**EXERCISE REQUIREMENTS**
Exactly repeat the full listing that follows.

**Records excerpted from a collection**
☆ ☆ ☆ ☆
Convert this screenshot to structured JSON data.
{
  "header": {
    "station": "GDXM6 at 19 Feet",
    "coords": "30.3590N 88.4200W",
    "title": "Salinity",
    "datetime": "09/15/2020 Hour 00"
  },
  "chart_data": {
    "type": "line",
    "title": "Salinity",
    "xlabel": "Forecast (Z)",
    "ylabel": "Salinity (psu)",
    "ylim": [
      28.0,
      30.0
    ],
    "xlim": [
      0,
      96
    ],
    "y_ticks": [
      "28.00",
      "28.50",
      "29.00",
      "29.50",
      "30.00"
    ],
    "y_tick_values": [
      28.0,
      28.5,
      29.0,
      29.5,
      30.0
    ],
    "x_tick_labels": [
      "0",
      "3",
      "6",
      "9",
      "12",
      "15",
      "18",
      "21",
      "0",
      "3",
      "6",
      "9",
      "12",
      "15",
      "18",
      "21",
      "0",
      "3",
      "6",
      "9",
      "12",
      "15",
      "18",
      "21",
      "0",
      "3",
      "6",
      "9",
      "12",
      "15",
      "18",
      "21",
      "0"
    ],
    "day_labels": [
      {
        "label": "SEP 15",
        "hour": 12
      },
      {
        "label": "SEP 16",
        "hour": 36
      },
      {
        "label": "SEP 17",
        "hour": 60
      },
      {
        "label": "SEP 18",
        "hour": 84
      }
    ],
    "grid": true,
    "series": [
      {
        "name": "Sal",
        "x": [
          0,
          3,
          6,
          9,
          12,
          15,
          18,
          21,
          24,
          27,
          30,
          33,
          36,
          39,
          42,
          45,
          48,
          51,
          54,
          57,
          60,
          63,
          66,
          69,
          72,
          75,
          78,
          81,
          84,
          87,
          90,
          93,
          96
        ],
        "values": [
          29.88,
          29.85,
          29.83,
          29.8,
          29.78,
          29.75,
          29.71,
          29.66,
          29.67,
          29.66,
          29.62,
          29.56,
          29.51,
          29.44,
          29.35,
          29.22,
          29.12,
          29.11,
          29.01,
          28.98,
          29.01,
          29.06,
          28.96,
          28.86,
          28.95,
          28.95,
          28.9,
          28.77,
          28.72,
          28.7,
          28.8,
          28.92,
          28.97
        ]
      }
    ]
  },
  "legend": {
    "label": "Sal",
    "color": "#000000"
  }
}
☆ ☆ ☆ ☆
**COMPLETE RESPONSE**
Convert this screenshot to structured JSON data.
{
  "header": {
    "station": "GDXM6 at 19 Feet",
    "coords": "30.3590N 88.4200W",
    "title": "Salinity",
    "datetime": "09/15/2020 Hour 00"
  },
  "chart_data": {
    "type": "line",
    "title": "Salinity",
    "xlabel": "Forecast (Z)",
    "ylabel": "Salinity (psu)",
    "ylim": [
      28.0,
      30.0
    ],
    "xlim": [
      0,
      96
    ],
    "y_ticks": [
      "28.00",
      "28.50",
      "29.00",
      "29.50",
      "30.00"
    ],
    "y_tick_values": [
      28.0,
      28.5,
      29.0,
      29.5,
      30.0
    ],
    "x_tick_labels": [
      "0",
      "3",
      "6",
      "9",
      "12",
      "15",
      "18",
      "21",
      "0",
      "3",
      "6",
      "9",
      "12",
      "15",
      "18",
      "21",
      "0",
      "3",
      "6",
      "9",
      "12",
      "15",
      "18",
      "21",
      "0",
      "3",
      "6",
      "9",
      "12",
      "15",
      "18",
      "21",
      "0"
    ],
    "day_labels": [
      {
        "label": "SEP 15",
        "hour": 12
      },
      {
        "label": "SEP 16",
        "hour": 36
      },
      {
        "label": "SEP 17",
        "hour": 60
      },
      {
        "label": "SEP 18",
        "hour": 84
      }
    ],
    "grid": true,
    "series": [
      {
        "name": "Sal",
        "x": [
          0,
          3,
          6,
          9,
          12,
          15,
          18,
          21,
          24,
          27,
          30,
          33,
          36,
          39,
          42,
          45,
          48,
          51,
          54,
          57,
          60,
          63,
          66,
          69,
          72,
          75,
          78,
          81,
          84,
          87,
          90,
          93,
          96
        ],
        "values": [
          29.88,
          29.85,
          29.83,
          29.8,
          29.78,
          29.75,
          29.71,
          29.66,
          29.67,
          29.66,
          29.62,
          29.56,
          29.51,
          29.44,
          29.35,
          29.22,
          29.12,
          29.11,
          29.01,
          28.98,
          29.01,
          29.06,
          28.96,
          28.86,
          28.95,
          28.95,
          28.9,
          28.77,
          28.72,
          28.7,
          28.8,
          28.92,
          28.97
        ]
      }
    ]
  },
  "legend": {
    "label": "Sal",
    "color": "#000000"
  }
}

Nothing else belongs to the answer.